#### DATA TO PROCESS:
______

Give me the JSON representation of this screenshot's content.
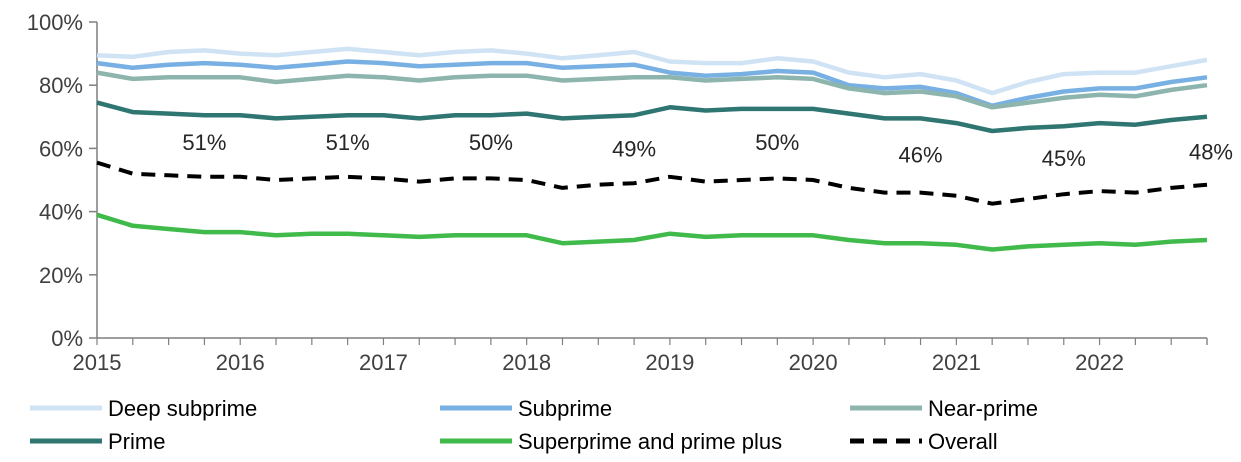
{
  "chart_data": {
    "type": "line",
    "ylim": [
      0,
      100
    ],
    "y_ticks": [
      "0%",
      "20%",
      "40%",
      "60%",
      "80%",
      "100%"
    ],
    "y_tick_values": [
      0,
      20,
      40,
      60,
      80,
      100
    ],
    "xlim": [
      2015,
      2022.75
    ],
    "x_ticks": [
      "2015",
      "2016",
      "2017",
      "2018",
      "2019",
      "2020",
      "2021",
      "2022"
    ],
    "x_tick_values": [
      2015,
      2016,
      2017,
      2018,
      2019,
      2020,
      2021,
      2022
    ],
    "x": [
      2015,
      2015.25,
      2015.5,
      2015.75,
      2016,
      2016.25,
      2016.5,
      2016.75,
      2017,
      2017.25,
      2017.5,
      2017.75,
      2018,
      2018.25,
      2018.5,
      2018.75,
      2019,
      2019.25,
      2019.5,
      2019.75,
      2020,
      2020.25,
      2020.5,
      2020.75,
      2021,
      2021.25,
      2021.5,
      2021.75,
      2022,
      2022.25,
      2022.5,
      2022.75
    ],
    "grid": false,
    "legend_position": "bottom",
    "series": [
      {
        "name": "Deep subprime",
        "color": "#cfe3f5",
        "dash": "solid",
        "values": [
          89.5,
          89,
          90.5,
          91,
          90,
          89.5,
          90.5,
          91.5,
          90.5,
          89.5,
          90.5,
          91,
          90,
          88.5,
          89.5,
          90.5,
          87.5,
          87,
          87,
          88.5,
          87.5,
          84,
          82.5,
          83.5,
          81.5,
          77.5,
          81,
          83.5,
          84,
          84,
          86,
          88
        ]
      },
      {
        "name": "Subprime",
        "color": "#78b0e3",
        "dash": "solid",
        "values": [
          87,
          85.5,
          86.5,
          87,
          86.5,
          85.5,
          86.5,
          87.5,
          87,
          86,
          86.5,
          87,
          87,
          85.5,
          86,
          86.5,
          84,
          83,
          83.5,
          84.5,
          84,
          80,
          79,
          79.5,
          77.5,
          73.5,
          76,
          78,
          79,
          79,
          81,
          82.5
        ]
      },
      {
        "name": "Near-prime",
        "color": "#8db5ad",
        "dash": "solid",
        "values": [
          84,
          82,
          82.5,
          82.5,
          82.5,
          81,
          82,
          83,
          82.5,
          81.5,
          82.5,
          83,
          83,
          81.5,
          82,
          82.5,
          82.5,
          81.5,
          82,
          82.5,
          82,
          79,
          77.5,
          78,
          76.5,
          73,
          74.5,
          76,
          77,
          76.5,
          78.5,
          80
        ]
      },
      {
        "name": "Prime",
        "color": "#2f7571",
        "dash": "solid",
        "values": [
          74.5,
          71.5,
          71,
          70.5,
          70.5,
          69.5,
          70,
          70.5,
          70.5,
          69.5,
          70.5,
          70.5,
          71,
          69.5,
          70,
          70.5,
          73,
          72,
          72.5,
          72.5,
          72.5,
          71,
          69.5,
          69.5,
          68,
          65.5,
          66.5,
          67,
          68,
          67.5,
          69,
          70
        ]
      },
      {
        "name": "Superprime and prime plus",
        "color": "#3fba4b",
        "dash": "solid",
        "values": [
          39,
          35.5,
          34.5,
          33.5,
          33.5,
          32.5,
          33,
          33,
          32.5,
          32,
          32.5,
          32.5,
          32.5,
          30,
          30.5,
          31,
          33,
          32,
          32.5,
          32.5,
          32.5,
          31,
          30,
          30,
          29.5,
          28,
          29,
          29.5,
          30,
          29.5,
          30.5,
          31
        ]
      },
      {
        "name": "Overall",
        "color": "#000000",
        "dash": "dashed",
        "values": [
          55.5,
          52,
          51.5,
          51,
          51,
          50,
          50.5,
          51,
          50.5,
          49.5,
          50.5,
          50.5,
          50,
          47.5,
          48.5,
          49,
          51,
          49.5,
          50,
          50.5,
          50,
          47.5,
          46,
          46,
          45,
          42.5,
          44,
          45.5,
          46.5,
          46,
          47.5,
          48.5
        ]
      }
    ],
    "annotations": [
      {
        "text": "51%",
        "x": 2015.75,
        "y": 62
      },
      {
        "text": "51%",
        "x": 2016.75,
        "y": 62
      },
      {
        "text": "50%",
        "x": 2017.75,
        "y": 62
      },
      {
        "text": "49%",
        "x": 2018.75,
        "y": 60
      },
      {
        "text": "50%",
        "x": 2019.75,
        "y": 62
      },
      {
        "text": "46%",
        "x": 2020.75,
        "y": 58
      },
      {
        "text": "45%",
        "x": 2021.75,
        "y": 57
      },
      {
        "text": "48%",
        "x": 2022.75,
        "y": 59
      }
    ]
  }
}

______

Find the word "color" in the entries above and gather every line that holds it.

        "color": "#cfe3f5",
        "color": "#78b0e3",
        "color": "#8db5ad",
        "color": "#2f7571",
        "color": "#3fba4b",
        "color": "#000000",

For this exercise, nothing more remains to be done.